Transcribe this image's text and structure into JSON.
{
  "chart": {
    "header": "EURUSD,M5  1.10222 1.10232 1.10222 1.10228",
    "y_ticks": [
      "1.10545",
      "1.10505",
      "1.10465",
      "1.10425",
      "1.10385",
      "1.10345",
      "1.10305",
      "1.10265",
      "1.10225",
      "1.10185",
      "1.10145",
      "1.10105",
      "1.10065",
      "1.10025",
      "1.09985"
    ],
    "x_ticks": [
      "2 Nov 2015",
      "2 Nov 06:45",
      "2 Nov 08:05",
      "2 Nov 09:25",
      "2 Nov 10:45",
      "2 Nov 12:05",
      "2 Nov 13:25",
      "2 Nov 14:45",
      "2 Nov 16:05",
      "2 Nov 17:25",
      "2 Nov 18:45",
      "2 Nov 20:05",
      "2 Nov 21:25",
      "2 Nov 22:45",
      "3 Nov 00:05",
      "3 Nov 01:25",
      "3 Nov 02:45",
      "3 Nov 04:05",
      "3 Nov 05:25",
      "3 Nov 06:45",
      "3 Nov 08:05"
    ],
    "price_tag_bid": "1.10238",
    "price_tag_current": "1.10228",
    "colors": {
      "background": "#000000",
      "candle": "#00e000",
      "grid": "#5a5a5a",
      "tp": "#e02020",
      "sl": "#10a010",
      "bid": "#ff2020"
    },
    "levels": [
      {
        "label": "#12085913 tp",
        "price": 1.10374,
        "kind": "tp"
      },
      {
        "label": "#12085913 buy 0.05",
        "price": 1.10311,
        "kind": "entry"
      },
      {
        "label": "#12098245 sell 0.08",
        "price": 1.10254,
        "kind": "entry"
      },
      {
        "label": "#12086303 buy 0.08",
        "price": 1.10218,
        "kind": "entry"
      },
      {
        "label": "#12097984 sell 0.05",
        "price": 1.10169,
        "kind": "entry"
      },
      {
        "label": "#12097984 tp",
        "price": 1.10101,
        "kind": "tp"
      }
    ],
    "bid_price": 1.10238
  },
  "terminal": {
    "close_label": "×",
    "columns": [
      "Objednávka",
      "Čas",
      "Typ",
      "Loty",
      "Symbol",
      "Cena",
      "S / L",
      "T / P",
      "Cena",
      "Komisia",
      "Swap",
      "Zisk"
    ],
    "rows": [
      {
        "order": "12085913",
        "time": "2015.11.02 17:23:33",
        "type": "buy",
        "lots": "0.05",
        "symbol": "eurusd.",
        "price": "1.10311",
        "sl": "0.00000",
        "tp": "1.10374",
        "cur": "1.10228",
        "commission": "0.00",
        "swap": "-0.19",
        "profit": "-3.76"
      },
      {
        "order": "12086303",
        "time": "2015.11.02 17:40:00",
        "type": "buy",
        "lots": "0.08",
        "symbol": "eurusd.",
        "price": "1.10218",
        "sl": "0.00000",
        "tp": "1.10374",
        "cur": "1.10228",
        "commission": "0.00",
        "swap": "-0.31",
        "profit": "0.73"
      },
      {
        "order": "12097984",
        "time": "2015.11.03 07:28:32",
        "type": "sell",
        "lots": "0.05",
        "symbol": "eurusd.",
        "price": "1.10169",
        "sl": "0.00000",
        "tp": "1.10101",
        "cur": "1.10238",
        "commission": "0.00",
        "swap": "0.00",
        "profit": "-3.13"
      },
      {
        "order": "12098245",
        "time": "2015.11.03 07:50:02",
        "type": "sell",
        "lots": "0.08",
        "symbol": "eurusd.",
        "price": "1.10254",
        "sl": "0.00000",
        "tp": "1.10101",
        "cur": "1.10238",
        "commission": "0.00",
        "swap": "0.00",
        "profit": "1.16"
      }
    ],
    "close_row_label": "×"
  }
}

Direction: Identify every line holding the word "order" and copy it out.

The solution:
        "order": "12085913",
        "order": "12086303",
        "order": "12097984",
        "order": "12098245",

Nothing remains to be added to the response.